GERECHTSHOF TE AMSTERDAM
MEERVOUDIGE FAMILIEKAMER
BESCHIKKING van 12 januari 2010 in de zaak met landelijk zaaknummer 200.041.789/01 van:
[…],
wonende te […],
APPELLANT,
advocaat: mr. M.L. van der Meulen te Amsterdam,
t e g e n
[…],
wonende te […],
GEÏNTIMEERDE,
advocaat: mr. M.E. Terhorst te Bergen (NH).
1. Het geding in hoger beroep
1.1. Appellant en geïntimeerde worden hierna respectievelijk de man en de vrouw genoemd.
1.2. De man is op 1 september 2009 in hoger beroep gekomen van een gedeelte van de beschikking van 3 juni 2009 van de rechtbank te Amsterdam, met kenmerk 400704/FA RK 08-4599.
1.3. De vrouw heeft op 13 oktober 2009 een verweerschrift ingediend.
1.4. De man heeft op 20 november 2009 nadere stukken ingediend.
1.5. De zaak is op 30 november 2009 ter terechtzitting behandeld.
1.6. Ter terechtzitting zijn verschenen:
- de man, bijgestaan door zijn advocaat;
- de vrouw, bijgestaan door haar advocaat.

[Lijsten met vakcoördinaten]
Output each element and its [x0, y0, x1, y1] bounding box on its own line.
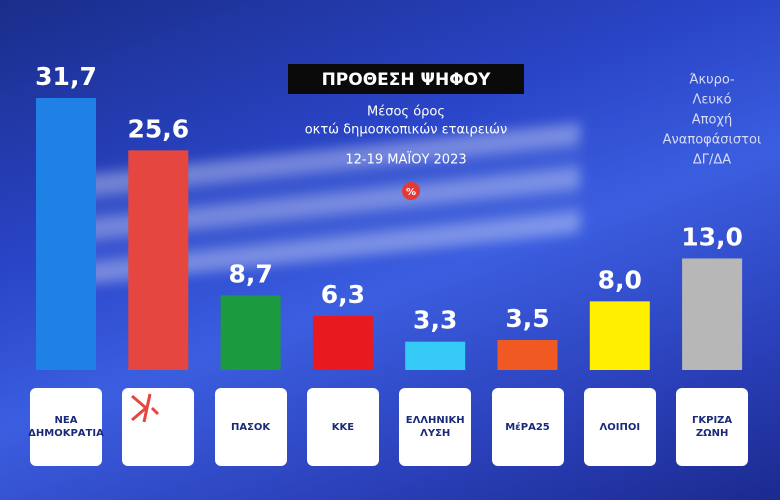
chart-title: ΠΡΟΘΕΣΗ ΨΗΦΟΥ: [322, 70, 492, 90]
title-box: [288, 64, 524, 94]
unit-badge: [402, 182, 420, 200]
bar: [220, 295, 281, 370]
logo-symbol: [131, 393, 160, 423]
value-label: 6,3: [321, 280, 365, 309]
bar: [497, 339, 558, 370]
value-label: 13,0: [681, 222, 743, 251]
subtitle: οκτώ δημοσκοπικών εταιρειών: [305, 123, 508, 138]
subtitle: Μέσος όρος: [367, 105, 445, 120]
unit: %: [406, 187, 416, 198]
party-logo: ΝΕΑ ΔΗΜΟΚΡΑΤΙΑ: [28, 388, 104, 466]
party-logo: ΚΚΕ: [306, 388, 379, 466]
bar: [128, 150, 189, 370]
annotation: Αναποφάσιστοι: [663, 133, 762, 148]
date: 12-19 ΜΑΪΟΥ 2023: [345, 152, 466, 168]
value-label: 3,3: [413, 306, 457, 335]
party-logo: [122, 388, 195, 466]
value-label: 25,6: [127, 114, 189, 143]
bar: [312, 315, 373, 370]
value-label: 8,0: [598, 265, 642, 294]
bar: [405, 341, 466, 370]
party-logo: ΛΟΙΠΟΙ: [583, 388, 656, 466]
annotation: ΔΓ/ΔΑ: [693, 153, 731, 168]
value-label: 3,5: [505, 304, 549, 333]
party-logo: ΜέΡΑ25: [491, 388, 564, 466]
annotation: Αποχή: [692, 113, 732, 128]
value-label: 8,7: [228, 259, 272, 288]
annotation: Λευκό: [692, 93, 731, 108]
party-logo: ΓΚΡΙΖΑ ΖΩΝΗ: [676, 388, 749, 466]
annotation: Άκυρο-: [689, 73, 734, 88]
bar: [682, 258, 743, 370]
bar: [36, 98, 96, 370]
party-logo: ΠΑΣΟΚ: [214, 388, 287, 466]
party-logo: ΕΛΛΗΝΙΚΗ ΛΥΣΗ: [399, 388, 472, 466]
bar: [589, 301, 650, 370]
value-label: 31,7: [35, 62, 97, 91]
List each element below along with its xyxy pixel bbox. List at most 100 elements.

- [Te doen]:
**a)** Op welke datum diende de vrouw volgens de beschikking van het gerechtshof een verweerschrift in?
**b)** Schrijf de beschikking van het gerechtshof verder, aansluitend op de opsomming van wie ter terechtzitting verschenen.

- [De antwoorden]:
**a)** Op 13 oktober 2009.

**b)**
2. De ontvankelijkheid van het hoger beroep
2.1. In het op 1 september 2009 ingediende beroepschrift heeft de man als reden voor zijn hoger beroep slechts vermeld: “(..) De man kan zich niet vinden in de uitspraak van de rechter. Reden dat de man hierbij tijdig in hoger beroep komt. (..) De voornaamste reden van het hoger beroep betreft het feit dat de rechtbank de man heeft veroordeeld tot het terugbetalen van een tweetal leningen tussen de echtgenoten en voorts de vordering tot het evenredig bijdragen aan de gemeenschappelijke huishouding heeft afgewezen. (..) Dit oordeel doet geen recht aan de feitelijke situatie. (..) Momenteel zijn echter niet alle stukken voor bewijsvoering aanwezig dan wel nog niet beschikbaar. Reden waarom de man dit beroep op nader aan te voeren gronden verder zal onderbouwen”.
2.2. De vrouw stelt zich primair op het standpunt dat de man in zijn hoger beroep niet-ontvankelijk dient te worden verklaard omdat de gronden voor het hoger beroep in het beroepschrift ontbreken. Dat verweer slaagt.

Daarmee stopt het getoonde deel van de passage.